WHAT YOU HAVE TO DO>
Among the lines of this listing, determine how many contain the string "Plants". Answer with the number only.

RECORDS PROVIDED>
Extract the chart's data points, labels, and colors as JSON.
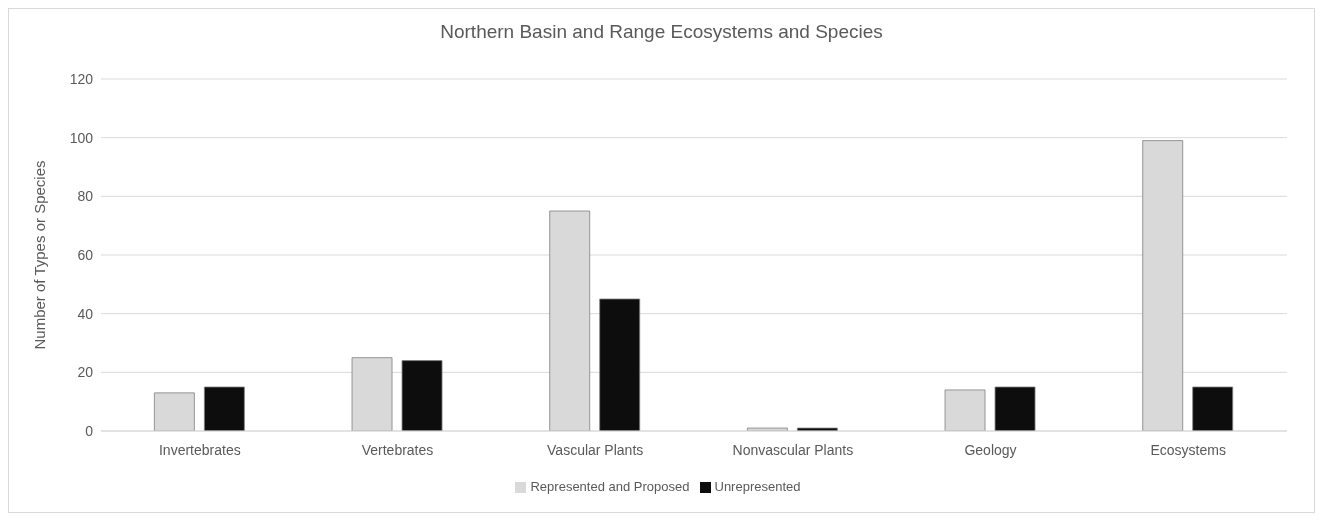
{
  "chart_data": {
    "type": "bar",
    "title": "Northern Basin and Range Ecosystems and Species",
    "ylabel": "Number of Types or Species",
    "categories": [
      "Invertebrates",
      "Vertebrates",
      "Vascular Plants",
      "Nonvascular Plants",
      "Geology",
      "Ecosystems"
    ],
    "series": [
      {
        "name": "Represented and Proposed",
        "color": "#d9d9d9",
        "values": [
          13,
          25,
          75,
          1,
          14,
          99
        ]
      },
      {
        "name": "Unrepresented",
        "color": "#0d0d0d",
        "values": [
          15,
          24,
          45,
          1,
          15,
          15
        ]
      }
    ],
    "ylim": [
      0,
      120
    ],
    "yticks": [
      0,
      20,
      40,
      60,
      80,
      100,
      120
    ],
    "grid": "y",
    "legend": "bottom"
  }
}
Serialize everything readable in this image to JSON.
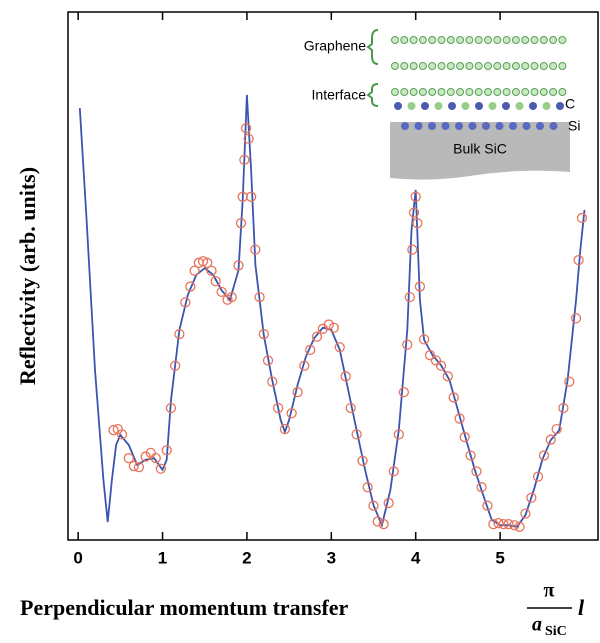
{
  "chart_data": {
    "type": "line",
    "y_label": "Reflectivity (arb. units)",
    "x_label": "Perpendicular momentum transfer",
    "x_label_formula": {
      "numerator": "π",
      "denominator": "a",
      "subscript": "SiC",
      "variable": "l"
    },
    "xlim": [
      -0.12,
      6.16
    ],
    "ylim": [
      0,
      100
    ],
    "xticks": [
      0,
      1,
      2,
      3,
      4,
      5
    ],
    "series": [
      {
        "mode": "line",
        "color": "#3a55b0",
        "x": [
          0.02,
          0.1,
          0.2,
          0.3,
          0.35,
          0.4,
          0.45,
          0.5,
          0.6,
          0.7,
          0.8,
          0.9,
          1.0,
          1.05,
          1.1,
          1.2,
          1.3,
          1.4,
          1.5,
          1.6,
          1.7,
          1.8,
          1.9,
          1.95,
          2.0,
          2.05,
          2.1,
          2.2,
          2.3,
          2.4,
          2.45,
          2.5,
          2.6,
          2.7,
          2.8,
          2.9,
          3.0,
          3.1,
          3.2,
          3.3,
          3.4,
          3.5,
          3.6,
          3.7,
          3.8,
          3.9,
          3.95,
          4.0,
          4.05,
          4.1,
          4.2,
          4.3,
          4.4,
          4.5,
          4.6,
          4.7,
          4.8,
          4.9,
          5.0,
          5.1,
          5.2,
          5.3,
          5.4,
          5.5,
          5.6,
          5.7,
          5.8,
          5.9,
          5.95,
          6.0
        ],
        "values": [
          81.8,
          60.6,
          32.2,
          11.4,
          3.4,
          11.4,
          18,
          19.9,
          18,
          14.2,
          15.2,
          15.5,
          13.3,
          15.2,
          26.5,
          39.8,
          46.4,
          50.2,
          51.5,
          50.2,
          47.3,
          45.5,
          51.1,
          64.4,
          84.3,
          70.1,
          52.1,
          38.8,
          30.3,
          22.7,
          20.5,
          22.7,
          29.4,
          34.8,
          38.3,
          40.2,
          39.8,
          36,
          28.4,
          20.8,
          13.3,
          6.6,
          2.8,
          9.5,
          20.8,
          39.8,
          58.7,
          66.3,
          45.5,
          37.9,
          35,
          33.1,
          30.3,
          24.6,
          18.9,
          13.3,
          8.5,
          3.8,
          2.8,
          2.8,
          2.5,
          4.7,
          9.5,
          15.2,
          18.9,
          20.8,
          30.3,
          45.5,
          54.9,
          62.5
        ]
      },
      {
        "mode": "markers",
        "color": "#e8735a",
        "x": [
          0.42,
          0.47,
          0.52,
          0.6,
          0.66,
          0.72,
          0.8,
          0.86,
          0.92,
          0.98,
          1.05,
          1.1,
          1.15,
          1.2,
          1.27,
          1.33,
          1.38,
          1.43,
          1.48,
          1.53,
          1.58,
          1.63,
          1.7,
          1.77,
          1.82,
          1.9,
          1.93,
          1.95,
          1.97,
          1.99,
          2.02,
          2.05,
          2.1,
          2.15,
          2.2,
          2.25,
          2.3,
          2.37,
          2.45,
          2.53,
          2.6,
          2.68,
          2.75,
          2.83,
          2.9,
          2.97,
          3.03,
          3.1,
          3.17,
          3.23,
          3.3,
          3.37,
          3.43,
          3.5,
          3.55,
          3.62,
          3.68,
          3.74,
          3.8,
          3.86,
          3.9,
          3.93,
          3.96,
          3.98,
          4.0,
          4.02,
          4.05,
          4.1,
          4.17,
          4.24,
          4.3,
          4.38,
          4.45,
          4.52,
          4.58,
          4.65,
          4.72,
          4.78,
          4.85,
          4.92,
          4.98,
          5.04,
          5.1,
          5.17,
          5.23,
          5.3,
          5.37,
          5.45,
          5.52,
          5.6,
          5.67,
          5.75,
          5.82,
          5.9,
          5.93,
          5.97
        ],
        "values": [
          20.8,
          21,
          20,
          15.5,
          14,
          13.8,
          15.8,
          16.5,
          15.5,
          13.5,
          17,
          25,
          33,
          39,
          45,
          48,
          51,
          52.5,
          52.8,
          52.5,
          51,
          49,
          47,
          45.5,
          46,
          52,
          60,
          65,
          72,
          78,
          76,
          65,
          55,
          46,
          39,
          34,
          30,
          25,
          21,
          24,
          28,
          33,
          36,
          38.5,
          40,
          40.8,
          40.2,
          36.5,
          31,
          25,
          20,
          15,
          10,
          6.5,
          3.5,
          3,
          7,
          13,
          20,
          28,
          37,
          46,
          55,
          62,
          65,
          60,
          48,
          38,
          35,
          34,
          33,
          31,
          27,
          23,
          19.5,
          16,
          13,
          10,
          6.5,
          3,
          3.2,
          3,
          3,
          2.8,
          2.5,
          5,
          8,
          12,
          16,
          19,
          21,
          25,
          30,
          42,
          53,
          61
        ]
      }
    ],
    "inset": {
      "labels": {
        "graphene": "Graphene",
        "interface": "Interface",
        "carbon": "C",
        "silicon": "Si",
        "bulk": "Bulk SiC"
      }
    }
  }
}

TASK SOLUTION>
2